--- Begin Material to process ---

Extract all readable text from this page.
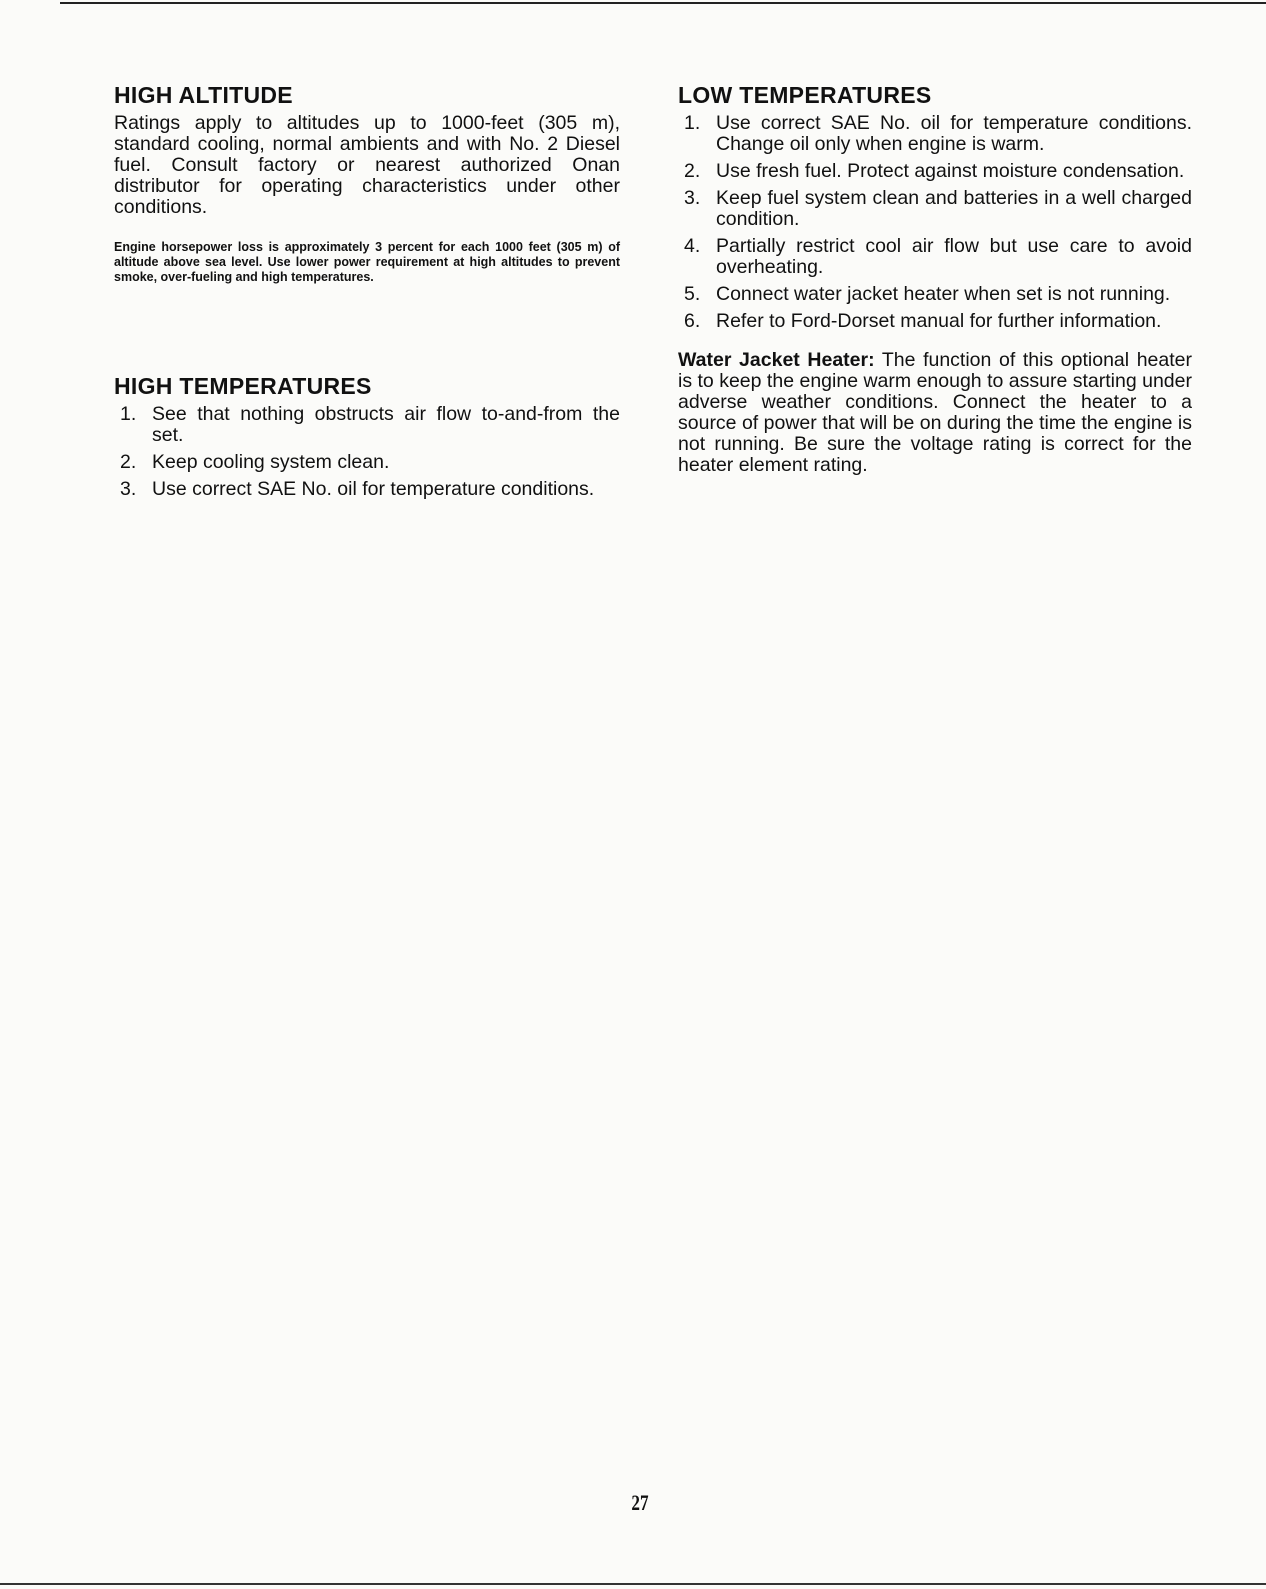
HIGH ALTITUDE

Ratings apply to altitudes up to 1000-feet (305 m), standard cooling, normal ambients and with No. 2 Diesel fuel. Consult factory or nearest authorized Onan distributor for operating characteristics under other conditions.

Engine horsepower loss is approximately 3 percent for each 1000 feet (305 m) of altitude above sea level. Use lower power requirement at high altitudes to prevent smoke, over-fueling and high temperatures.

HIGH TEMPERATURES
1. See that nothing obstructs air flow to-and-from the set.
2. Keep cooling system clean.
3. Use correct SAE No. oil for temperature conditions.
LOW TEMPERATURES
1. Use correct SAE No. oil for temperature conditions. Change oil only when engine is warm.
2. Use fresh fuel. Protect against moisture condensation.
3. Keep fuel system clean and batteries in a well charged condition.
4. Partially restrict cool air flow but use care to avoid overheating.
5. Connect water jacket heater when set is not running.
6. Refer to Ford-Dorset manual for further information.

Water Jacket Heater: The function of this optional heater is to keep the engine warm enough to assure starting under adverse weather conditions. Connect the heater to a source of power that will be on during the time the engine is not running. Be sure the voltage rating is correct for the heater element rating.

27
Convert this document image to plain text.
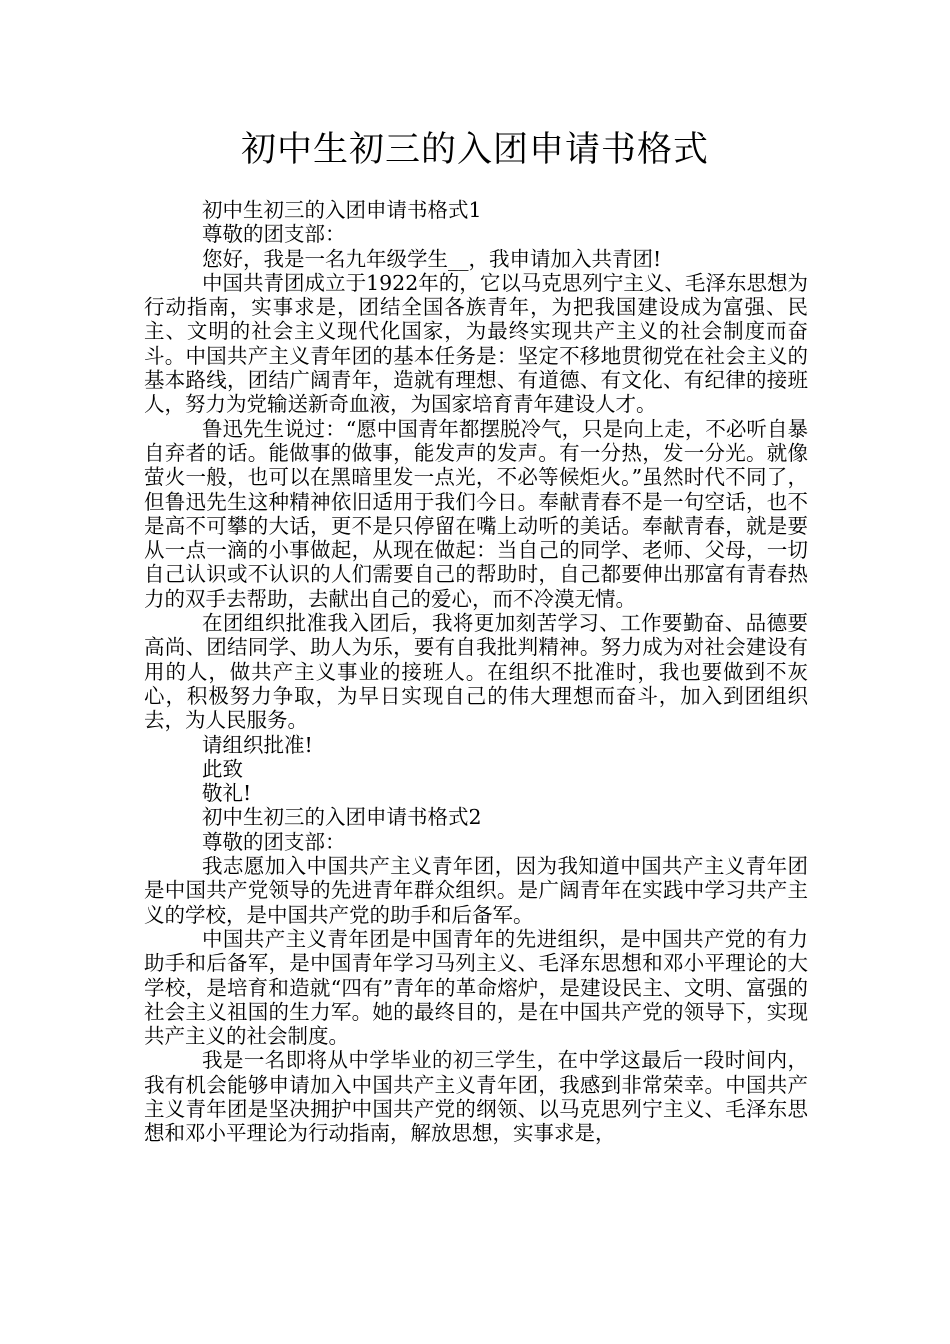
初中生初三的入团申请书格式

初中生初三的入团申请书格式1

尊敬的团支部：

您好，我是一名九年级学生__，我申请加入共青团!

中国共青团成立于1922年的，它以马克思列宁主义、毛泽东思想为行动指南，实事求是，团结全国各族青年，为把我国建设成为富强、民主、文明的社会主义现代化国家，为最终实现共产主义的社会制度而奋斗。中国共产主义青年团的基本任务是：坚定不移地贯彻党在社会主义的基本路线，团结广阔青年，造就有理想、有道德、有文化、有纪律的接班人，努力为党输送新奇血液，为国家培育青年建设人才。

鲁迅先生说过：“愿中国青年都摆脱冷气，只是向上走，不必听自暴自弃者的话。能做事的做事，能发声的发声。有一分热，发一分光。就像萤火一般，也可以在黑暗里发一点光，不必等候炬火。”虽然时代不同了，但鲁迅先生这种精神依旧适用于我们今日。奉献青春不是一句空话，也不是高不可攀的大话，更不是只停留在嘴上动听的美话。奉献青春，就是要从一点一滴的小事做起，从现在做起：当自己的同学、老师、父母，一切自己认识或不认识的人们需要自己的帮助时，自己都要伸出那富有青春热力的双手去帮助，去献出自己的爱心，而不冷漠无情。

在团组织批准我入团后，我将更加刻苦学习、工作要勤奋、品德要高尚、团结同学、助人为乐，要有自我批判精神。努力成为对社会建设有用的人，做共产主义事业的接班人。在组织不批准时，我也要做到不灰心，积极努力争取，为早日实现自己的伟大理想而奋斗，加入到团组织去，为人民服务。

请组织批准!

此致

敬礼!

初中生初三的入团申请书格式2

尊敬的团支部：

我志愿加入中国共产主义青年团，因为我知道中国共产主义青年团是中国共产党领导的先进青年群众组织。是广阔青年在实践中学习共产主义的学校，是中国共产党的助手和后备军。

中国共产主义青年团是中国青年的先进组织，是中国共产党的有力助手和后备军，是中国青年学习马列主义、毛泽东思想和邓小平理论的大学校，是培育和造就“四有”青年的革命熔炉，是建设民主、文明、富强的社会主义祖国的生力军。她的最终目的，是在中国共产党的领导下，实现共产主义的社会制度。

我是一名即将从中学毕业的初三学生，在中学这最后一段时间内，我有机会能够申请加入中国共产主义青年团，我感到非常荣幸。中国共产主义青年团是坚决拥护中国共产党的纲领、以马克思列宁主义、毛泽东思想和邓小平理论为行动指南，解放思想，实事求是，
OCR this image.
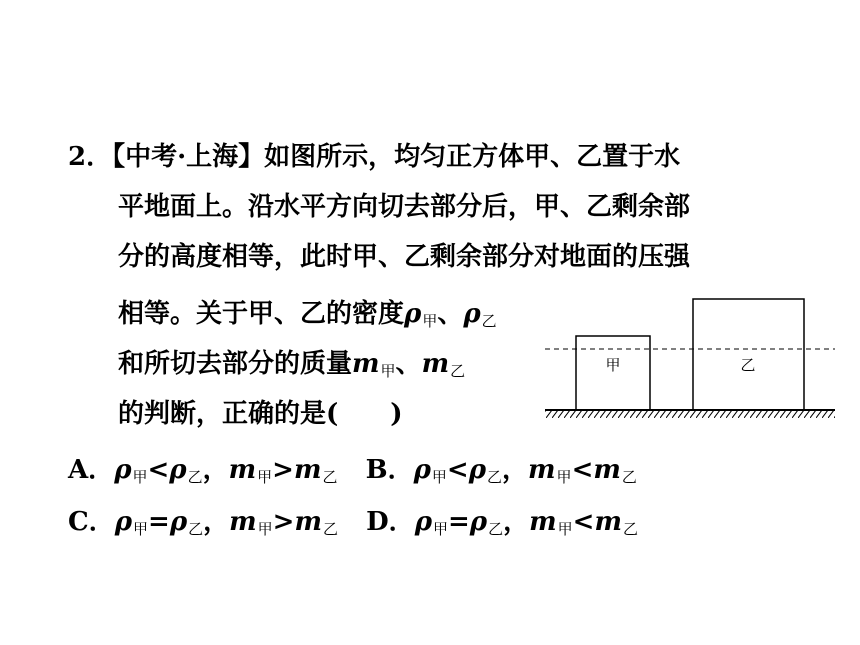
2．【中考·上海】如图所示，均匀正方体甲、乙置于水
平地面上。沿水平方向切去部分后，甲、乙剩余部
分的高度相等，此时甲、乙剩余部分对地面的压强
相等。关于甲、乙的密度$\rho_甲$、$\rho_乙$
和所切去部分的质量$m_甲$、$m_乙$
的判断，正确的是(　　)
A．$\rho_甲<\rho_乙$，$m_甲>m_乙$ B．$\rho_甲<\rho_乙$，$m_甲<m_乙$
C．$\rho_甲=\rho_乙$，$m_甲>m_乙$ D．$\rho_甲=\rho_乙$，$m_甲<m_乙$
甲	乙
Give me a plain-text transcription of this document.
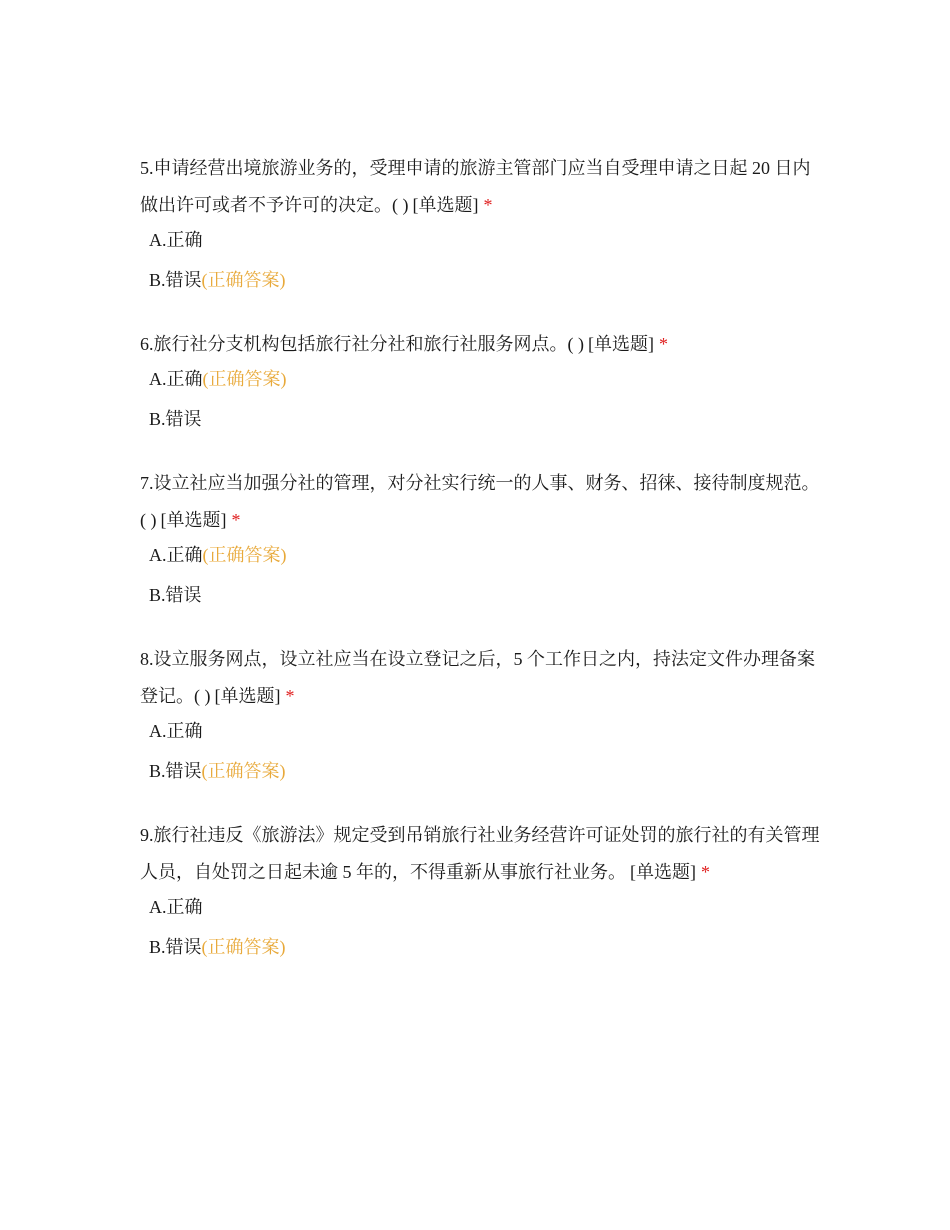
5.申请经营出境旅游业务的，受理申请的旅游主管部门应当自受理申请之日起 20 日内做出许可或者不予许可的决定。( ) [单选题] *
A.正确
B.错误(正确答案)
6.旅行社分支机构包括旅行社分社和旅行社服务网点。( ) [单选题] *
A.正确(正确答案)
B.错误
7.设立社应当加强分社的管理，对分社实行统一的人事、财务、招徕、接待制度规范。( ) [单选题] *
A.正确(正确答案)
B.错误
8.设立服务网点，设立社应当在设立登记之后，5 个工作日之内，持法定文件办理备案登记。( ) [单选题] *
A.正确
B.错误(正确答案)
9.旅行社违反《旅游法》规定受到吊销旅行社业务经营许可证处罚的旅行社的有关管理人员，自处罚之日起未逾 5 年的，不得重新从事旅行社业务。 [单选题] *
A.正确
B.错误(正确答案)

--- End Material to process ---

### What to produce
Search the preceding listing for "from" and extract every line where it is found.

### Output
Extract all readable text from this page.
1. See that nothing obstructs air flow to-and-from the set.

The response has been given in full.